Records to process:
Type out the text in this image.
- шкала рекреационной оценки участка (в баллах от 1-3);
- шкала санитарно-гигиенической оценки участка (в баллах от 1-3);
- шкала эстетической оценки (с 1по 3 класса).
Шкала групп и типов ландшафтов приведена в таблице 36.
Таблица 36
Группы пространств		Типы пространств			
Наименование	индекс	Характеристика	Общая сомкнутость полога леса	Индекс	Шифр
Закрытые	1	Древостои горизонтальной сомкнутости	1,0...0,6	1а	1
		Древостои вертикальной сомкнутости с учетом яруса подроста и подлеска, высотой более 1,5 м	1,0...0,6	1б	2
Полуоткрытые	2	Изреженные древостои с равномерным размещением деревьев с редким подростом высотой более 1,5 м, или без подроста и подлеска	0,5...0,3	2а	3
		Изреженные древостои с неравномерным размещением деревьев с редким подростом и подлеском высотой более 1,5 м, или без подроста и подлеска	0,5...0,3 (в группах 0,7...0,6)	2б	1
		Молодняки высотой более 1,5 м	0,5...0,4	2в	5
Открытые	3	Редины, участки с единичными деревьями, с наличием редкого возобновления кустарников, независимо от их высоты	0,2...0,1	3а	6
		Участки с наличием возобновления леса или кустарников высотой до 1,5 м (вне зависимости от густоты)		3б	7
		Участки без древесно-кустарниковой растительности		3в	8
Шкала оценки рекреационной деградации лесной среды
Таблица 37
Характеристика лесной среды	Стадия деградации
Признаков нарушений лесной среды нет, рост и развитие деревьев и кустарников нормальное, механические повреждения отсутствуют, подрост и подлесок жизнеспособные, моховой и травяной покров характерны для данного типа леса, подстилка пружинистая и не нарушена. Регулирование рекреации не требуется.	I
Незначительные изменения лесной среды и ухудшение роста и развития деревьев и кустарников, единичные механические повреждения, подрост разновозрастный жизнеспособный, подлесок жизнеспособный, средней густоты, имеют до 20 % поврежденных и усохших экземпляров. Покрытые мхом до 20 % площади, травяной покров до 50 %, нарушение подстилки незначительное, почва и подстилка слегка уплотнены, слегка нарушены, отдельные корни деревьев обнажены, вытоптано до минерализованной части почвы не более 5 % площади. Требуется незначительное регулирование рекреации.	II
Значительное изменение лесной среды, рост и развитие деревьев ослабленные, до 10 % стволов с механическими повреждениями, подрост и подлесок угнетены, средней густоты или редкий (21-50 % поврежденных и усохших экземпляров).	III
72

Problem details:
Give back the whole listing exactly as it reads.

Final result:
Type out the text in this image.
- шкала рекреационной оценки участка (в баллах от 1-3);
- шкала санитарно-гигиенической оценки участка (в баллах от 1-3);
- шкала эстетической оценки (с 1по 3 класса).
Шкала групп и типов ландшафтов приведена в таблице 36.
Таблица 36
Группы пространств		Типы пространств			
Наименование	индекс	Характеристика	Общая сомкнутость полога леса	Индекс	Шифр
Закрытые	1	Древостои горизонтальной сомкнутости	1,0...0,6	1а	1
		Древостои вертикальной сомкнутости с учетом яруса подроста и подлеска, высотой более 1,5 м	1,0...0,6	1б	2
Полуоткрытые	2	Изреженные древостои с равномерным размещением деревьев с редким подростом высотой более 1,5 м, или без подроста и подлеска	0,5...0,3	2а	3
		Изреженные древостои с неравномерным размещением деревьев с редким подростом и подлеском высотой более 1,5 м, или без подроста и подлеска	0,5...0,3 (в группах 0,7...0,6)	2б	1
		Молодняки высотой более 1,5 м	0,5...0,4	2в	5
Открытые	3	Редины, участки с единичными деревьями, с наличием редкого возобновления кустарников, независимо от их высоты	0,2...0,1	3а	6
		Участки с наличием возобновления леса или кустарников высотой до 1,5 м (вне зависимости от густоты)		3б	7
		Участки без древесно-кустарниковой растительности		3в	8
Шкала оценки рекреационной деградации лесной среды
Таблица 37
Характеристика лесной среды	Стадия деградации
Признаков нарушений лесной среды нет, рост и развитие деревьев и кустарников нормальное, механические повреждения отсутствуют, подрост и подлесок жизнеспособные, моховой и травяной покров характерны для данного типа леса, подстилка пружинистая и не нарушена. Регулирование рекреации не требуется.	I
Незначительные изменения лесной среды и ухудшение роста и развития деревьев и кустарников, единичные механические повреждения, подрост разновозрастный жизнеспособный, подлесок жизнеспособный, средней густоты, имеют до 20 % поврежденных и усохших экземпляров. Покрытые мхом до 20 % площади, травяной покров до 50 %, нарушение подстилки незначительное, почва и подстилка слегка уплотнены, слегка нарушены, отдельные корни деревьев обнажены, вытоптано до минерализованной части почвы не более 5 % площади. Требуется незначительное регулирование рекреации.	II
Значительное изменение лесной среды, рост и развитие деревьев ослабленные, до 10 % стволов с механическими повреждениями, подрост и подлесок угнетены, средней густоты или редкий (21-50 % поврежденных и усохших экземпляров).	III
72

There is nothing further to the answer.